[[ Records to process open ]]

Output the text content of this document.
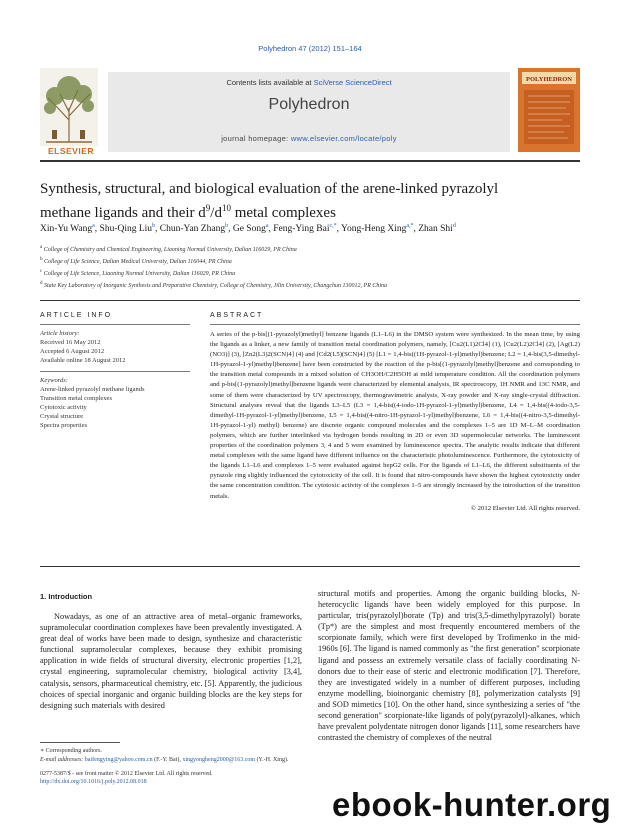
Polyhedron 47 (2012) 151–164
ELSEVIER
Contents lists available at SciVerse ScienceDirect
Polyhedron
journal homepage: www.elsevier.com/locate/poly
POLYHEDRON
Synthesis, structural, and biological evaluation of the arene-linked pyrazolyl
methane ligands and their $d^9/d^{10}$ metal complexes
Xin-Yu Wang$^a$, Shu-Qing Liu$^b$, Chun-Yan Zhang$^b$, Ge Song$^a$, Feng-Ying Bai$^{c,*}$, Yong-Heng Xing$^{a,*}$, Zhan Shi$^d$
$^a$ College of Chemistry and Chemical Engineering, Liaoning Normal University, Dalian 116029, PR China
$^b$ College of Life Science, Dalian Medical University, Dalian 116044, PR China
$^c$ College of Life Science, Liaoning Normal University, Dalian 116029, PR China
$^d$ State Key Laboratory of Inorganic Synthesis and Preparative Chemistry, College of Chemistry, Jilin University, Changchun 130012, PR China
ARTICLE INFO
Article history:
Received 16 May 2012
Accepted 6 August 2012
Available online 18 August 2012
Keywords:
Arene-linked pyrazolyl methane ligands
Transition metal complexes
Cytotoxic activity
Crystal structure
Spectra properties
ABSTRACT
A series of the p-bis[(1-pyrazolyl)methyl] benzene ligands (L1–L6) in the DMSO system were synthesized. In the mean time, by using the ligands as a linker, a new family of transition metal coordination polymers, namely, [Cu2(L1)2Cl4] (1), [Cu2(L2)2Cl4] (2), [Ag(L2)(NO3)] (3), [Zn2(L3)2(SCN)4] (4) and [Cd2(L5)(SCN)4] (5) [L1 = 1,4-bis((1H-pyrazol-1-yl)methyl)benzene; L2 = 1,4-bis(3,5-dimethyl-1H-pyrazol-1-yl)methyl)benzene] have been constructed by the reaction of the p-bis[(1-pyrazolyl)methyl]benzene and corresponding to the transition metal compounds in a mixed solution of CH3OH/C2H5OH at mild temperature condition. All the coordination polymers and p-bis[(1-pyrazolyl)methyl]benzene ligands were characterized by elemental analysis, IR spectroscopy, 1H NMR and 13C NMR, and some of them were characterized by UV spectroscopy, thermogravimetric analysis, X-ray powder and X-ray single-crystal diffraction. Structural analyses reveal that the ligands L3–L5 (L3 = 1,4-bis((4-iodo-1H-pyrazol-1-yl)methyl)benzene, L4 = 1,4-bis((4-iodo-3,5-dimethyl-1H-pyrazol-1-yl)methyl)benzene, L5 = 1,4-bis((4-nitro-1H-pyrazol-1-yl)methyl)benzene, L6 = 1,4-bis((4-nitro-3,5-dimethyl-1H-pyrazol-1-yl) methyl) benzene) are discrete organic compound molecules and the complexes 1–5 are 1D M–L–M coordination polymers, which are further interlinked via hydrogen bonds resulting in 2D or even 3D supermolecular networks. The luminescent properties of the coordination polymers 3, 4 and 5 were examined by luminescence spectra. The analytic results indicate that different metal complexes with the same ligand have different influence on the characteristic photoluminescence. Furthermore, the cytotoxicity of the ligands L1–L6 and complexes 1–5 were evaluated against hepG2 cells. For the ligands of L1–L6, the different substituents of the pyrazole ring slightly influenced the cytotoxicity of the cell. It is found that nitro-compounds have shown the highest cytotoxicity under the same concentration condition. The cytotoxic activity of the complexes 1–5 are strongly increased by the introduction of the transition metals.
© 2012 Elsevier Ltd. All rights reserved.
1. Introduction
Nowadays, as one of an attractive area of metal–organic frameworks, supramolecular coordination complexes have been prevalently investigated. A great deal of works have been made to design, synthesize and characteristic functional supramolecular complexes, because they exhibit promising application in wide fields of structural diversity, electronic properties [1,2], crystal engineering, supramolecular chemistry, biological activity [3,4], catalysis, sensors, pharmaceutical chemistry, etc. [5]. Apparently, the judicious choices of special inorganic and organic building blocks are the key steps for designing such materials with desired
structural motifs and properties. Among the organic building blocks, N-heterocyclic ligands have been widely employed for this purpose. In particular, tris(pyrazolyl)borate (Tp) and tris(3,5-dimethylpyrazolyl) borate (Tp*) are the simplest and most frequently encountered members of the scorpionate family, which were first developed by Trofimenko in the mid-1960s [6]. The ligand is named commonly as "the first generation" scorpionate ligand and possess an extremely versatile class of facially coordinating N-donors due to their ease of steric and electronic modification [7]. Therefore, they are investigated widely in a number of different purposes, including enzyme modelling, bioinorganic chemistry [8], polymerization catalysts [9] and SOD mimetics [10]. On the other hand, since synthesizing a series of "the second generation" scorpionate-like ligands of poly(pyrazolyl)-alkanes, which have prevalent polydentate nitrogen donor ligands [11], some researchers have contrasted the chemistry of complexes of the neutral
∗ Corresponding authors.
E-mail addresses: baifengying@yahoo.com.cn (F.-Y. Bai), xingyongheng2000@163.com (Y.-H. Xing).
0277-5387/$ - see front matter © 2012 Elsevier Ltd. All rights reserved.
http://dx.doi.org/10.1016/j.poly.2012.08.018
ebook-hunter.org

[[ Records to process closed ]]

Work to be completed:
Print the records word for word and exclude any picture they hold.

Answer:
Output the text content of this document.
Polyhedron 47 (2012) 151–164
ELSEVIER
Contents lists available at SciVerse ScienceDirect
Polyhedron
journal homepage: www.elsevier.com/locate/poly
POLYHEDRON
Synthesis, structural, and biological evaluation of the arene-linked pyrazolyl
methane ligands and their $d^9/d^{10}$ metal complexes
Xin-Yu Wang$^a$, Shu-Qing Liu$^b$, Chun-Yan Zhang$^b$, Ge Song$^a$, Feng-Ying Bai$^{c,*}$, Yong-Heng Xing$^{a,*}$, Zhan Shi$^d$
$^a$ College of Chemistry and Chemical Engineering, Liaoning Normal University, Dalian 116029, PR China
$^b$ College of Life Science, Dalian Medical University, Dalian 116044, PR China
$^c$ College of Life Science, Liaoning Normal University, Dalian 116029, PR China
$^d$ State Key Laboratory of Inorganic Synthesis and Preparative Chemistry, College of Chemistry, Jilin University, Changchun 130012, PR China
ARTICLE INFO
Article history:
Received 16 May 2012
Accepted 6 August 2012
Available online 18 August 2012
Keywords:
Arene-linked pyrazolyl methane ligands
Transition metal complexes
Cytotoxic activity
Crystal structure
Spectra properties
ABSTRACT
A series of the p-bis[(1-pyrazolyl)methyl] benzene ligands (L1–L6) in the DMSO system were synthesized. In the mean time, by using the ligands as a linker, a new family of transition metal coordination polymers, namely, [Cu2(L1)2Cl4] (1), [Cu2(L2)2Cl4] (2), [Ag(L2)(NO3)] (3), [Zn2(L3)2(SCN)4] (4) and [Cd2(L5)(SCN)4] (5) [L1 = 1,4-bis((1H-pyrazol-1-yl)methyl)benzene; L2 = 1,4-bis(3,5-dimethyl-1H-pyrazol-1-yl)methyl)benzene] have been constructed by the reaction of the p-bis[(1-pyrazolyl)methyl]benzene and corresponding to the transition metal compounds in a mixed solution of CH3OH/C2H5OH at mild temperature condition. All the coordination polymers and p-bis[(1-pyrazolyl)methyl]benzene ligands were characterized by elemental analysis, IR spectroscopy, 1H NMR and 13C NMR, and some of them were characterized by UV spectroscopy, thermogravimetric analysis, X-ray powder and X-ray single-crystal diffraction. Structural analyses reveal that the ligands L3–L5 (L3 = 1,4-bis((4-iodo-1H-pyrazol-1-yl)methyl)benzene, L4 = 1,4-bis((4-iodo-3,5-dimethyl-1H-pyrazol-1-yl)methyl)benzene, L5 = 1,4-bis((4-nitro-1H-pyrazol-1-yl)methyl)benzene, L6 = 1,4-bis((4-nitro-3,5-dimethyl-1H-pyrazol-1-yl) methyl) benzene) are discrete organic compound molecules and the complexes 1–5 are 1D M–L–M coordination polymers, which are further interlinked via hydrogen bonds resulting in 2D or even 3D supermolecular networks. The luminescent properties of the coordination polymers 3, 4 and 5 were examined by luminescence spectra. The analytic results indicate that different metal complexes with the same ligand have different influence on the characteristic photoluminescence. Furthermore, the cytotoxicity of the ligands L1–L6 and complexes 1–5 were evaluated against hepG2 cells. For the ligands of L1–L6, the different substituents of the pyrazole ring slightly influenced the cytotoxicity of the cell. It is found that nitro-compounds have shown the highest cytotoxicity under the same concentration condition. The cytotoxic activity of the complexes 1–5 are strongly increased by the introduction of the transition metals.
© 2012 Elsevier Ltd. All rights reserved.
1. Introduction
Nowadays, as one of an attractive area of metal–organic frameworks, supramolecular coordination complexes have been prevalently investigated. A great deal of works have been made to design, synthesize and characteristic functional supramolecular complexes, because they exhibit promising application in wide fields of structural diversity, electronic properties [1,2], crystal engineering, supramolecular chemistry, biological activity [3,4], catalysis, sensors, pharmaceutical chemistry, etc. [5]. Apparently, the judicious choices of special inorganic and organic building blocks are the key steps for designing such materials with desired
structural motifs and properties. Among the organic building blocks, N-heterocyclic ligands have been widely employed for this purpose. In particular, tris(pyrazolyl)borate (Tp) and tris(3,5-dimethylpyrazolyl) borate (Tp*) are the simplest and most frequently encountered members of the scorpionate family, which were first developed by Trofimenko in the mid-1960s [6]. The ligand is named commonly as "the first generation" scorpionate ligand and possess an extremely versatile class of facially coordinating N-donors due to their ease of steric and electronic modification [7]. Therefore, they are investigated widely in a number of different purposes, including enzyme modelling, bioinorganic chemistry [8], polymerization catalysts [9] and SOD mimetics [10]. On the other hand, since synthesizing a series of "the second generation" scorpionate-like ligands of poly(pyrazolyl)-alkanes, which have prevalent polydentate nitrogen donor ligands [11], some researchers have contrasted the chemistry of complexes of the neutral
∗ Corresponding authors.
E-mail addresses: baifengying@yahoo.com.cn (F.-Y. Bai), xingyongheng2000@163.com (Y.-H. Xing).
0277-5387/$ - see front matter © 2012 Elsevier Ltd. All rights reserved.
http://dx.doi.org/10.1016/j.poly.2012.08.018
ebook-hunter.org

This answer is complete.